* _Material to process_:
## START

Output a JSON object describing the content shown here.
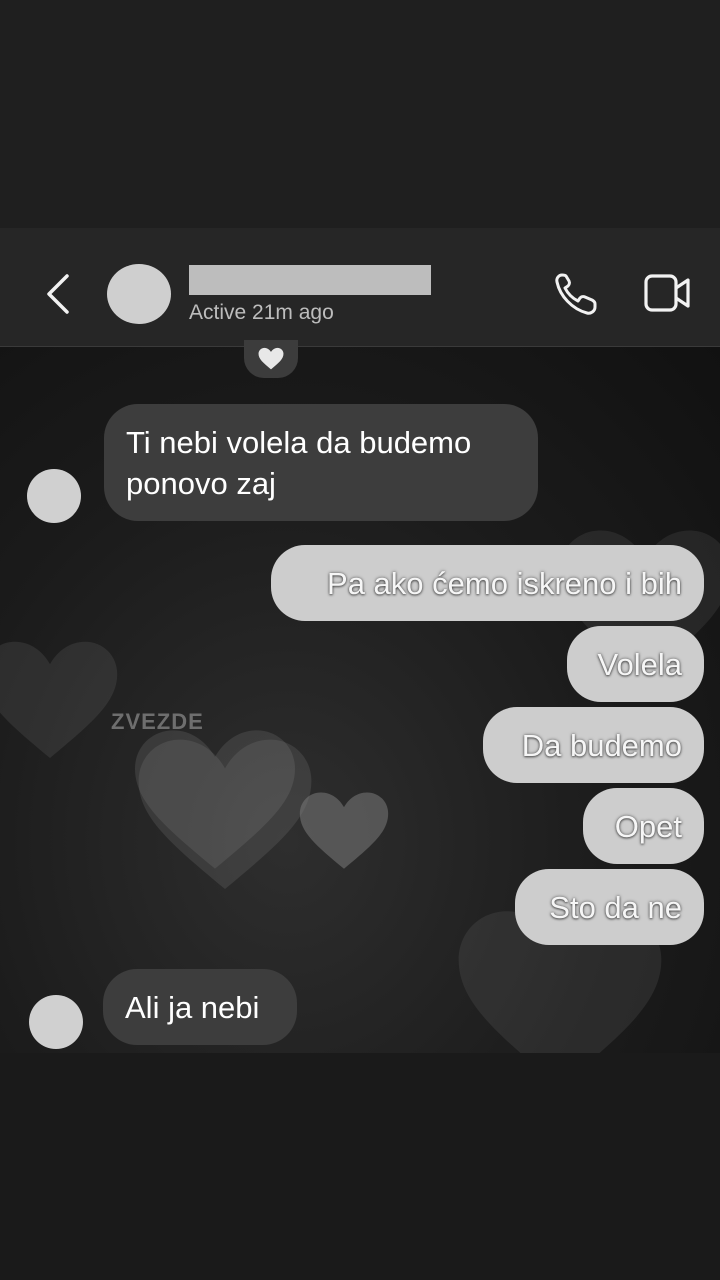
{
  "header": {
    "status": "Active 21m ago",
    "icons": {
      "back": "chevron-left-icon",
      "call": "phone-icon",
      "video": "video-camera-icon"
    }
  },
  "reaction": {
    "icon": "heart-icon"
  },
  "messages": [
    {
      "side": "received",
      "text": "Ti nebi volela da budemo ponovo zaj"
    },
    {
      "side": "sent",
      "text": "Pa ako ćemo iskreno i bih"
    },
    {
      "side": "sent",
      "text": "Volela"
    },
    {
      "side": "sent",
      "text": "Da budemo"
    },
    {
      "side": "sent",
      "text": "Opet"
    },
    {
      "side": "sent",
      "text": "Sto da ne"
    },
    {
      "side": "received",
      "text": "Ali ja nebi"
    }
  ],
  "watermark": "ZVEZDE",
  "colors": {
    "received_bubble": "#3d3d3d",
    "sent_bubble": "#cdcdcd",
    "header_bg": "#262626"
  }
}
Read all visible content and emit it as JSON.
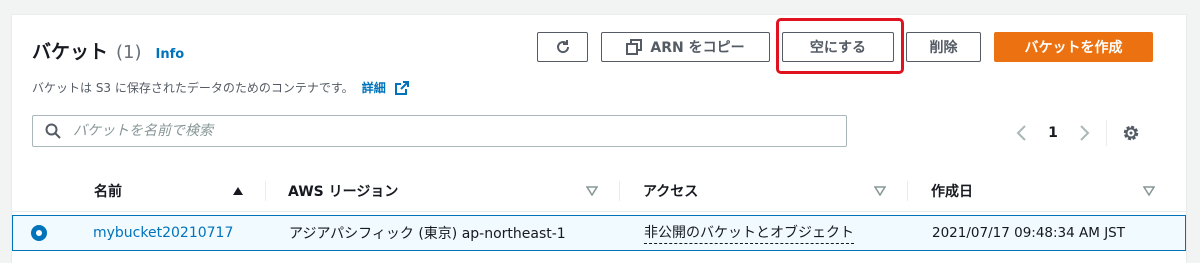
{
  "header": {
    "title": "バケット",
    "count": "(1)",
    "info_link": "Info",
    "description": "バケットは S3 に保存されたデータのためのコンテナです。",
    "details_link": "詳細"
  },
  "toolbar": {
    "copy_arn_label": "ARN をコピー",
    "empty_label": "空にする",
    "delete_label": "削除",
    "create_label": "バケットを作成"
  },
  "search": {
    "placeholder": "バケットを名前で検索"
  },
  "pagination": {
    "current_page": "1"
  },
  "table": {
    "columns": [
      "名前",
      "AWS リージョン",
      "アクセス",
      "作成日"
    ],
    "rows": [
      {
        "name": "mybucket20210717",
        "region": "アジアパシフィック (東京) ap-northeast-1",
        "access": "非公開のバケットとオブジェクト",
        "created": "2021/07/17 09:48:34 AM JST"
      }
    ]
  },
  "colors": {
    "accent_orange": "#ec7211",
    "link_blue": "#0073bb",
    "highlight_red": "#e0121f"
  },
  "icons": [
    "refresh-icon",
    "copy-icon",
    "external-link-icon",
    "search-icon",
    "chevron-left-icon",
    "chevron-right-icon",
    "gear-icon",
    "sort-asc-icon",
    "sort-desc-icon"
  ]
}
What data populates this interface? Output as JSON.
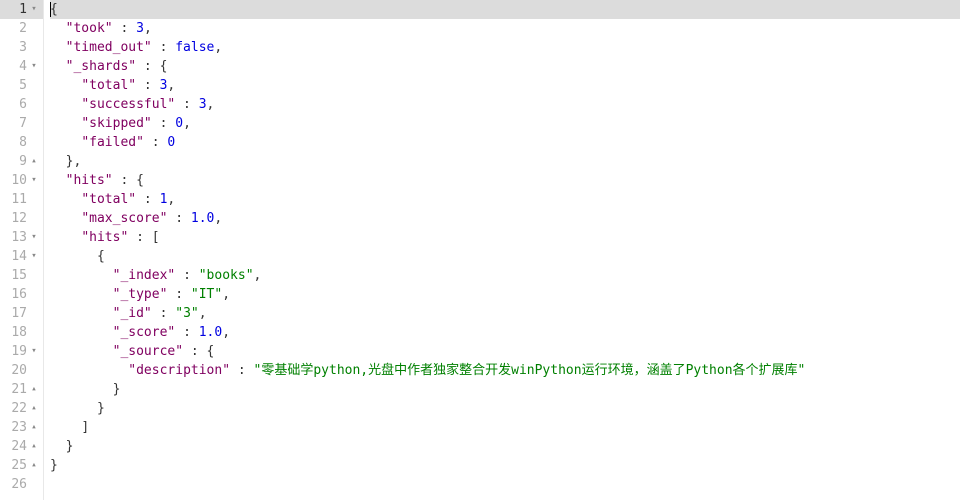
{
  "active_line": 1,
  "total_lines": 26,
  "lines": [
    {
      "n": 1,
      "fold": "▾",
      "indent": 0,
      "tokens": [
        {
          "t": "punct",
          "v": "{"
        }
      ],
      "cursor_before": true
    },
    {
      "n": 2,
      "fold": "",
      "indent": 1,
      "tokens": [
        {
          "t": "key",
          "v": "\"took\""
        },
        {
          "t": "punct",
          "v": " : "
        },
        {
          "t": "number",
          "v": "3"
        },
        {
          "t": "punct",
          "v": ","
        }
      ]
    },
    {
      "n": 3,
      "fold": "",
      "indent": 1,
      "tokens": [
        {
          "t": "key",
          "v": "\"timed_out\""
        },
        {
          "t": "punct",
          "v": " : "
        },
        {
          "t": "bool",
          "v": "false"
        },
        {
          "t": "punct",
          "v": ","
        }
      ]
    },
    {
      "n": 4,
      "fold": "▾",
      "indent": 1,
      "tokens": [
        {
          "t": "key",
          "v": "\"_shards\""
        },
        {
          "t": "punct",
          "v": " : {"
        }
      ]
    },
    {
      "n": 5,
      "fold": "",
      "indent": 2,
      "tokens": [
        {
          "t": "key",
          "v": "\"total\""
        },
        {
          "t": "punct",
          "v": " : "
        },
        {
          "t": "number",
          "v": "3"
        },
        {
          "t": "punct",
          "v": ","
        }
      ]
    },
    {
      "n": 6,
      "fold": "",
      "indent": 2,
      "tokens": [
        {
          "t": "key",
          "v": "\"successful\""
        },
        {
          "t": "punct",
          "v": " : "
        },
        {
          "t": "number",
          "v": "3"
        },
        {
          "t": "punct",
          "v": ","
        }
      ]
    },
    {
      "n": 7,
      "fold": "",
      "indent": 2,
      "tokens": [
        {
          "t": "key",
          "v": "\"skipped\""
        },
        {
          "t": "punct",
          "v": " : "
        },
        {
          "t": "number",
          "v": "0"
        },
        {
          "t": "punct",
          "v": ","
        }
      ]
    },
    {
      "n": 8,
      "fold": "",
      "indent": 2,
      "tokens": [
        {
          "t": "key",
          "v": "\"failed\""
        },
        {
          "t": "punct",
          "v": " : "
        },
        {
          "t": "number",
          "v": "0"
        }
      ]
    },
    {
      "n": 9,
      "fold": "▴",
      "indent": 1,
      "tokens": [
        {
          "t": "punct",
          "v": "},"
        }
      ]
    },
    {
      "n": 10,
      "fold": "▾",
      "indent": 1,
      "tokens": [
        {
          "t": "key",
          "v": "\"hits\""
        },
        {
          "t": "punct",
          "v": " : {"
        }
      ]
    },
    {
      "n": 11,
      "fold": "",
      "indent": 2,
      "tokens": [
        {
          "t": "key",
          "v": "\"total\""
        },
        {
          "t": "punct",
          "v": " : "
        },
        {
          "t": "number",
          "v": "1"
        },
        {
          "t": "punct",
          "v": ","
        }
      ]
    },
    {
      "n": 12,
      "fold": "",
      "indent": 2,
      "tokens": [
        {
          "t": "key",
          "v": "\"max_score\""
        },
        {
          "t": "punct",
          "v": " : "
        },
        {
          "t": "number",
          "v": "1.0"
        },
        {
          "t": "punct",
          "v": ","
        }
      ]
    },
    {
      "n": 13,
      "fold": "▾",
      "indent": 2,
      "tokens": [
        {
          "t": "key",
          "v": "\"hits\""
        },
        {
          "t": "punct",
          "v": " : ["
        }
      ]
    },
    {
      "n": 14,
      "fold": "▾",
      "indent": 3,
      "tokens": [
        {
          "t": "punct",
          "v": "{"
        }
      ]
    },
    {
      "n": 15,
      "fold": "",
      "indent": 4,
      "tokens": [
        {
          "t": "key",
          "v": "\"_index\""
        },
        {
          "t": "punct",
          "v": " : "
        },
        {
          "t": "string",
          "v": "\"books\""
        },
        {
          "t": "punct",
          "v": ","
        }
      ]
    },
    {
      "n": 16,
      "fold": "",
      "indent": 4,
      "tokens": [
        {
          "t": "key",
          "v": "\"_type\""
        },
        {
          "t": "punct",
          "v": " : "
        },
        {
          "t": "string",
          "v": "\"IT\""
        },
        {
          "t": "punct",
          "v": ","
        }
      ]
    },
    {
      "n": 17,
      "fold": "",
      "indent": 4,
      "tokens": [
        {
          "t": "key",
          "v": "\"_id\""
        },
        {
          "t": "punct",
          "v": " : "
        },
        {
          "t": "string",
          "v": "\"3\""
        },
        {
          "t": "punct",
          "v": ","
        }
      ]
    },
    {
      "n": 18,
      "fold": "",
      "indent": 4,
      "tokens": [
        {
          "t": "key",
          "v": "\"_score\""
        },
        {
          "t": "punct",
          "v": " : "
        },
        {
          "t": "number",
          "v": "1.0"
        },
        {
          "t": "punct",
          "v": ","
        }
      ]
    },
    {
      "n": 19,
      "fold": "▾",
      "indent": 4,
      "tokens": [
        {
          "t": "key",
          "v": "\"_source\""
        },
        {
          "t": "punct",
          "v": " : {"
        }
      ]
    },
    {
      "n": 20,
      "fold": "",
      "indent": 5,
      "tokens": [
        {
          "t": "key",
          "v": "\"description\""
        },
        {
          "t": "punct",
          "v": " : "
        },
        {
          "t": "string",
          "v": "\"零基础学python,光盘中作者独家整合开发winPython运行环境，涵盖了Python各个扩展库\""
        }
      ]
    },
    {
      "n": 21,
      "fold": "▴",
      "indent": 4,
      "tokens": [
        {
          "t": "punct",
          "v": "}"
        }
      ]
    },
    {
      "n": 22,
      "fold": "▴",
      "indent": 3,
      "tokens": [
        {
          "t": "punct",
          "v": "}"
        }
      ]
    },
    {
      "n": 23,
      "fold": "▴",
      "indent": 2,
      "tokens": [
        {
          "t": "punct",
          "v": "]"
        }
      ]
    },
    {
      "n": 24,
      "fold": "▴",
      "indent": 1,
      "tokens": [
        {
          "t": "punct",
          "v": "}"
        }
      ]
    },
    {
      "n": 25,
      "fold": "▴",
      "indent": 0,
      "tokens": [
        {
          "t": "punct",
          "v": "}"
        }
      ]
    },
    {
      "n": 26,
      "fold": "",
      "indent": 0,
      "tokens": []
    }
  ]
}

## END

* _What the exercise asks_: List the lines of the records where "left" occurs.

* _Answer to this exercise_:
      "back": "chevron-left-icon",
    "chevron-left-icon",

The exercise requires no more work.